* **Okuma Parçası**
Ümit ve Habip yoldaşlar, örneğin Kürt hareketinin teslimiyeti önceleyen süreçteki gidişatı konusunda parti basınında döne döne yazdılar, bunlar genellikle kendi imzalarıyla yayınlandı. Bu yazılarda çok özel noktalar, parti olarak bizim çok da görüş beyan etmeyeceğimiz, etmek zorunda olmadığımız özel ya da özgün sorunlar da vardı. Ama bu bir parti için bir kusur değil yalnızca düşünsel bir zenginliktir, her zaman soruna böyle baktık ve bundan da her zaman kazançlı çıktık. Kendileriyle ilgili değerlendirmede de ifade edildiği gibi, Habipler ve Ümitler, işte bizim bu özgür ve verimli toprağımızda yetiştiler.

Bu türden metinlerin yayınlanmasından ne gibi durumlarda kaçınabiliriz? Bunun partimizin çıkarlarını o an zedeleme riski taşıdığı durumlarda. Örneğin bir sol siyasal akıma karşı ağır bir değerlendirmeyi, bu özünde doğru olsa bile, kimi durumlarda yayınlamaktan geri durabiliriz. Bunun kamoyu önünde şimdilik böyle ortaya konulmasının sırası değil deriz, ilgili yoldaşın rızasını da olanaklıysa alır, bu tür bir metni yayınlamaktan kaçınırız, sorunun daha farklı yönlerini önplana çıkarmak yoluna gideriz. Bu, bir parti üyesinin görüşlerine ambargo koymak değil, fakat yalnızca devrimci mücadelenin ve partinin politik çıkarlarını gözetmenin getirdiği bir hassasiyet, bununla bağlantılı bir geçici davranıştır.

* **Veri Kümesi Kayıtları**
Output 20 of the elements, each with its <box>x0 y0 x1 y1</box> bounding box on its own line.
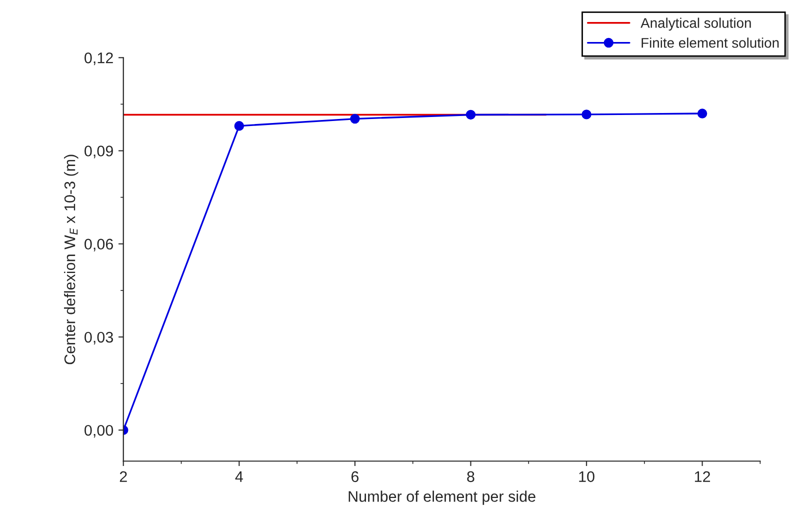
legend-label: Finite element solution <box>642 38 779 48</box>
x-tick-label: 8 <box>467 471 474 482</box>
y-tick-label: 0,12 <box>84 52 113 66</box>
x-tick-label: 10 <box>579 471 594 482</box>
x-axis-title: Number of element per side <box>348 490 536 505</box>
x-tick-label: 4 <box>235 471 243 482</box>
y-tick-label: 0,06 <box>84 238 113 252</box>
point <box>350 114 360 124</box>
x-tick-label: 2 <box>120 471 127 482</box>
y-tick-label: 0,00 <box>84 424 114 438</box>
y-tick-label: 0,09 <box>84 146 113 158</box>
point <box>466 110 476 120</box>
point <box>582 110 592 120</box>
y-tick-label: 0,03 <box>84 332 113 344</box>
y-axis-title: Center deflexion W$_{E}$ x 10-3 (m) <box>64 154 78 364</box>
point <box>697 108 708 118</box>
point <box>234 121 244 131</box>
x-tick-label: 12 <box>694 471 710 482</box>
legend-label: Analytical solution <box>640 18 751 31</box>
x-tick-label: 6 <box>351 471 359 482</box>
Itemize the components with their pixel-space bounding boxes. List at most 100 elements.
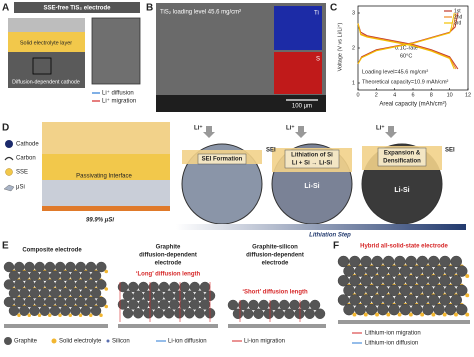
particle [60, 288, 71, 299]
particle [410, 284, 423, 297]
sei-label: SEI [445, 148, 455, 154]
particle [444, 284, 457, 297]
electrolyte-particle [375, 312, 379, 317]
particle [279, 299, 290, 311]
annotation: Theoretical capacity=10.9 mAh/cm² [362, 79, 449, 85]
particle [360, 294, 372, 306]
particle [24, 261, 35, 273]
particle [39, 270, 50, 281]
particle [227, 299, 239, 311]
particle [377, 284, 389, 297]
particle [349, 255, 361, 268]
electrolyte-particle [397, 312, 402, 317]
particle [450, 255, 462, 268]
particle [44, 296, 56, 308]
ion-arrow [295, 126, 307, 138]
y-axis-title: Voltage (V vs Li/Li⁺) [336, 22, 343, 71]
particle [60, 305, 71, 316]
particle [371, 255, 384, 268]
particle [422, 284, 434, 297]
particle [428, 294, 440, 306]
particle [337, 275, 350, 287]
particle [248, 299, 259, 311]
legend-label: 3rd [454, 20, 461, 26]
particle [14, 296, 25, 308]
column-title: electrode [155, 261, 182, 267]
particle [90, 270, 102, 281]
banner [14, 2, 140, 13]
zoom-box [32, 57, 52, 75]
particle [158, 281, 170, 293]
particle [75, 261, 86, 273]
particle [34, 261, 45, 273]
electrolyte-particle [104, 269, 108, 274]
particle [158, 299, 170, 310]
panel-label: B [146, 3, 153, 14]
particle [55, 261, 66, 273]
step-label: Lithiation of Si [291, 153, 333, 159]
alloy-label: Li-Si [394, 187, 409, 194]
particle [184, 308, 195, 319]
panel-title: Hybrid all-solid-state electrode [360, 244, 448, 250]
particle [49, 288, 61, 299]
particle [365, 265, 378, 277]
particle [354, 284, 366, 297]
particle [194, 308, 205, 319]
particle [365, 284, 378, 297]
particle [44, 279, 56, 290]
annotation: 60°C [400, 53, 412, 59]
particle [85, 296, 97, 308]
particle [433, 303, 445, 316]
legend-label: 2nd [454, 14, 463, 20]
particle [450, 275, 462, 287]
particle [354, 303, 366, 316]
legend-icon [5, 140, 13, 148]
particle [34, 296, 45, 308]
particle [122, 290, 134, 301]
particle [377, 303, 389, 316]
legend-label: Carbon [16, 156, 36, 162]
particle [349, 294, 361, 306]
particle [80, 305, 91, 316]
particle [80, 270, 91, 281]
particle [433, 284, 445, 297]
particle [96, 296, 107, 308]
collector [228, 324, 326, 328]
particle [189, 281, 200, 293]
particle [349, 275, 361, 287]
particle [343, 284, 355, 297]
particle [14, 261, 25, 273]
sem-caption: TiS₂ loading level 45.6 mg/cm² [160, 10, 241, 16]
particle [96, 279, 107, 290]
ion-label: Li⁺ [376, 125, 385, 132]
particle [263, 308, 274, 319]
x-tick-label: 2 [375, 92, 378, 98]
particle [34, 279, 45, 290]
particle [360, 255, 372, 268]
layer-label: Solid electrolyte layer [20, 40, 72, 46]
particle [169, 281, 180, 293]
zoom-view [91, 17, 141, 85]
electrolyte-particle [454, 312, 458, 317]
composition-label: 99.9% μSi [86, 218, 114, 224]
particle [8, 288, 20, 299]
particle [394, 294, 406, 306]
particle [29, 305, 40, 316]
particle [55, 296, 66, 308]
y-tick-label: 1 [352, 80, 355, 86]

* **Yazılı Görevler**
• a. Okuma parçasına göre Ümit ve Habip yoldaşların parti basınındaki yazıları genellikle nasıl yayınlandı?
• b. Kayıtlarda "particle [60, 288, 71, 299]" bulunan satırdan "particle [360, 294, 372, 306]" bulunan satıra kadar her şeyi, iki satır da dahil olmak üzere, harfi harfine yeniden yazın.
Okuma parçası ile kayıtlar arasında hiçbir bağlantı yoktur.

* **Problemlerin Çözümleri**
• a. Genellikle kendi imzalarıyla yayınlandı.

• b.
particle [60, 288, 71, 299]
particle [410, 284, 423, 297]
sei-label: SEI [445, 148, 455, 154]
particle [444, 284, 457, 297]
electrolyte-particle [375, 312, 379, 317]
particle [279, 299, 290, 311]
annotation: Theoretical capacity=10.9 mAh/cm² [362, 79, 449, 85]
particle [360, 294, 372, 306]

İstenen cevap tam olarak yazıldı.